(READING PASSAGE):
####################

Out-of-control fossil fuel consumption and environmentally unsound practices, driven by business and government policy, have created a dangerous and untenable situation in which catastrophic climate change threatens nature’s vital life support systems.  In order to eliminate climate-destabilizing emissions, transition to 100% clean energy, and incentivize innovation and widespread job creation, we need to price carbon. We can do this without an economic slowdown, without punishing consumers, and without adding any new government spending or bureaucracy, by instituting a revenue-neutral carbon fee, with 100% of net revenue going to households.

Libertarian Party

The many hidden costs associated with the use of fossil fuels have imposed a burdensome regime of regulations on the American people. Households and small businesses are bearing unmanageable secondary costs, and taxpayers are footing the bill for an unaffordable industry that favors central control. A revenue-neutral carbon fee, with 100% of net revenue going to households can eliminate the need for regulations, by phasing out harmful fossil fuel use, liberating consumers and businesses by relieving them of burdensome secondary costs, and by sparking a new wave of entrepreneurial ingenuity and private-sector job creation.

####################

(INFORMATION GIVEN):
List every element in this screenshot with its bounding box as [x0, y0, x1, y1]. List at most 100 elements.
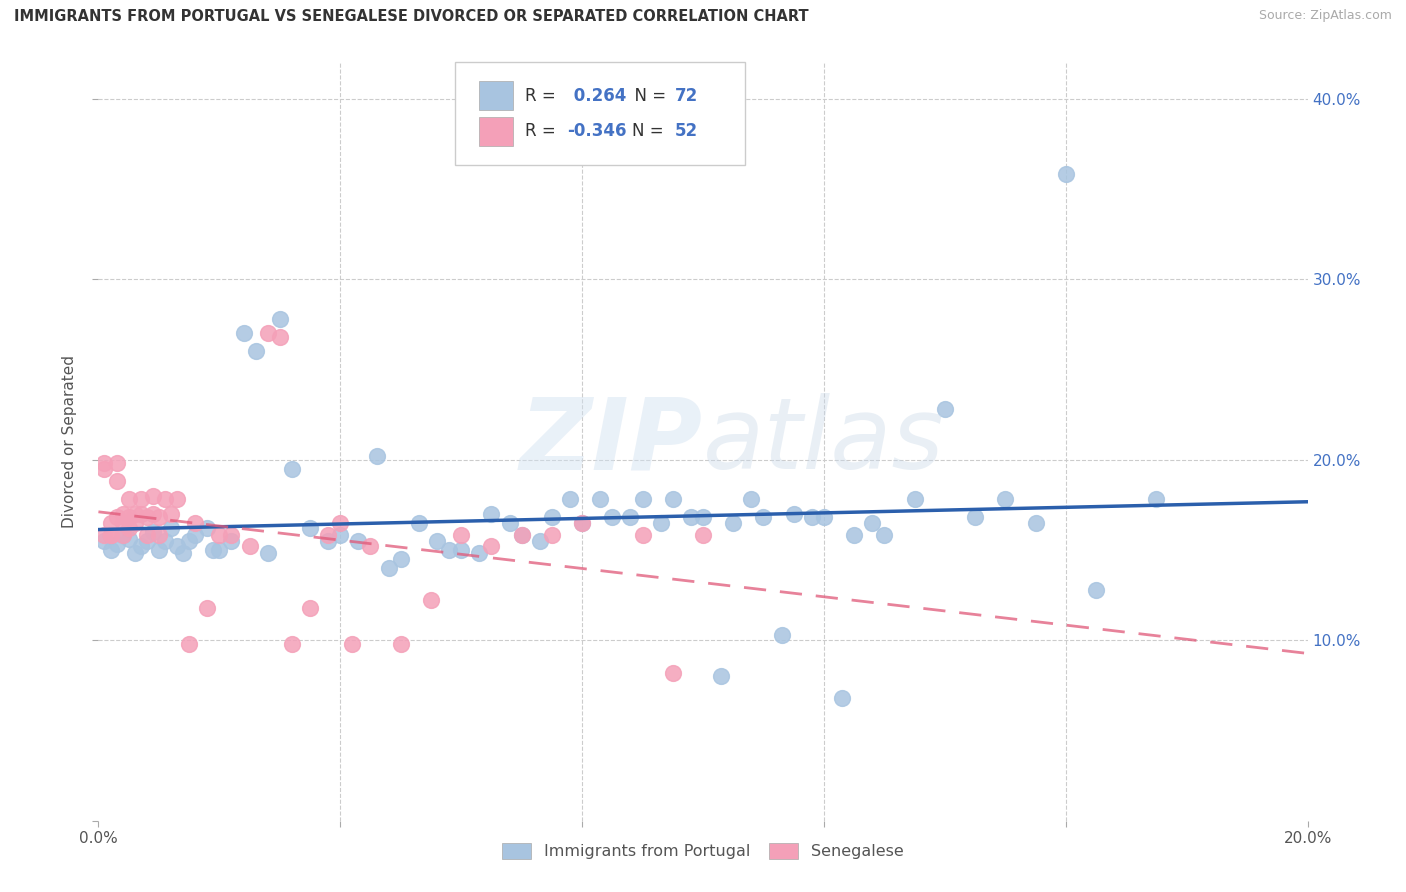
Point [1054, 167, 1077, 181]
Text: N =: N = [624, 87, 672, 104]
Point [316, 528, 339, 542]
Point [510, 528, 533, 542]
Point [679, 510, 702, 524]
Point [105, 475, 128, 489]
Point [184, 516, 207, 530]
Point [360, 539, 382, 553]
Point [602, 510, 624, 524]
Point [142, 489, 165, 503]
Point [299, 521, 322, 535]
Point [619, 510, 641, 524]
Point [329, 516, 352, 530]
Point [420, 593, 443, 607]
Point [142, 524, 165, 539]
Point [873, 528, 896, 542]
Point [100, 528, 122, 542]
Point [195, 521, 218, 535]
Point [100, 516, 122, 530]
Point [118, 521, 141, 535]
Point [481, 507, 503, 521]
Point [166, 539, 188, 553]
Point [100, 528, 122, 542]
Point [540, 528, 562, 542]
Point [111, 507, 134, 521]
Point [1144, 492, 1167, 507]
Point [148, 510, 170, 524]
Point [93, 528, 115, 542]
Point [661, 665, 683, 680]
Text: R =: R = [526, 122, 561, 140]
Point [347, 533, 370, 548]
Point [994, 492, 1017, 507]
Point [558, 492, 581, 507]
Point [111, 528, 134, 542]
Point [540, 510, 562, 524]
Point [118, 532, 141, 546]
Point [111, 528, 134, 542]
Point [184, 528, 207, 542]
Point [105, 510, 128, 524]
Point [529, 533, 551, 548]
Point [389, 637, 412, 651]
Point [377, 561, 399, 575]
Point [934, 402, 956, 417]
Point [129, 539, 152, 553]
Text: atlas: atlas [703, 393, 945, 490]
Point [650, 516, 672, 530]
Point [723, 516, 745, 530]
Point [118, 510, 141, 524]
Point [256, 326, 278, 341]
Point [221, 533, 243, 548]
Point [571, 516, 593, 530]
Point [172, 546, 194, 560]
Point [245, 344, 267, 359]
FancyBboxPatch shape [479, 81, 513, 111]
Point [631, 492, 654, 507]
Point [93, 456, 115, 470]
Point [904, 492, 927, 507]
Point [813, 510, 835, 524]
Text: 52: 52 [675, 122, 699, 140]
Point [124, 546, 146, 560]
Point [135, 533, 157, 548]
Point [100, 542, 122, 557]
Point [281, 637, 304, 651]
Point [129, 492, 152, 507]
Point [256, 546, 278, 560]
Point [232, 326, 254, 341]
Point [740, 492, 762, 507]
Point [111, 516, 134, 530]
Point [710, 669, 733, 683]
Point [148, 528, 170, 542]
Text: IMMIGRANTS FROM PORTUGAL VS SENEGALESE DIVORCED OR SEPARATED CORRELATION CHART: IMMIGRANTS FROM PORTUGAL VS SENEGALESE D… [14, 9, 808, 24]
Point [118, 492, 141, 507]
Point [142, 507, 165, 521]
Point [1085, 582, 1108, 597]
Point [93, 461, 115, 475]
Point [202, 542, 225, 557]
Point [510, 528, 533, 542]
Text: 72: 72 [675, 87, 699, 104]
Point [179, 533, 201, 548]
Point [166, 492, 188, 507]
Point [1024, 516, 1046, 530]
Point [426, 533, 449, 548]
Point [195, 600, 218, 615]
Point [860, 516, 883, 530]
Point [468, 546, 491, 560]
Point [661, 492, 683, 507]
Point [148, 542, 170, 557]
Text: R =: R = [526, 87, 561, 104]
Point [160, 507, 183, 521]
Point [135, 528, 157, 542]
Point [571, 516, 593, 530]
Point [221, 528, 243, 542]
Point [179, 637, 201, 651]
Point [299, 600, 322, 615]
Point [316, 533, 339, 548]
Point [329, 528, 352, 542]
Point [408, 516, 430, 530]
Point [105, 537, 128, 551]
Point [631, 528, 654, 542]
FancyBboxPatch shape [479, 117, 513, 145]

####################

(THINGS TO DO):
[1] According to the carbon fee text, what share of net revenue from the proposed fee would go to households?
[2] In the rows, reproduce the lines starting with the line containing "Point [1054, 167, 1077, 181]" and going on through the line containing "Point [650, 516, 672, 530]".
The rows have nothing to do with the carbon fee text.

(ANSWERS BY TASK):
[1] 100% of net revenue would go to households.

[2]
Point [1054, 167, 1077, 181]
Text: N =: N = [624, 87, 672, 104]
Point [316, 528, 339, 542]
Point [510, 528, 533, 542]
Point [679, 510, 702, 524]
Point [105, 475, 128, 489]
Point [184, 516, 207, 530]
Point [360, 539, 382, 553]
Point [602, 510, 624, 524]
Point [142, 489, 165, 503]
Point [299, 521, 322, 535]
Point [619, 510, 641, 524]
Point [329, 516, 352, 530]
Point [420, 593, 443, 607]
Point [142, 524, 165, 539]
Point [873, 528, 896, 542]
Point [100, 528, 122, 542]
Point [195, 521, 218, 535]
Point [100, 516, 122, 530]
Point [118, 521, 141, 535]
Point [481, 507, 503, 521]
Point [166, 539, 188, 553]
Point [100, 528, 122, 542]
Point [540, 528, 562, 542]
Point [111, 507, 134, 521]
Point [1144, 492, 1167, 507]
Point [148, 510, 170, 524]
Point [93, 528, 115, 542]
Point [661, 665, 683, 680]
Text: R =: R = [526, 122, 561, 140]
Point [347, 533, 370, 548]
Point [994, 492, 1017, 507]
Point [558, 492, 581, 507]
Point [111, 528, 134, 542]
Point [540, 510, 562, 524]
Point [118, 532, 141, 546]
Point [111, 528, 134, 542]
Point [184, 528, 207, 542]
Point [105, 510, 128, 524]
Point [529, 533, 551, 548]
Point [389, 637, 412, 651]
Point [377, 561, 399, 575]
Point [934, 402, 956, 417]
Point [129, 539, 152, 553]
Text: atlas: atlas [703, 393, 945, 490]
Point [650, 516, 672, 530]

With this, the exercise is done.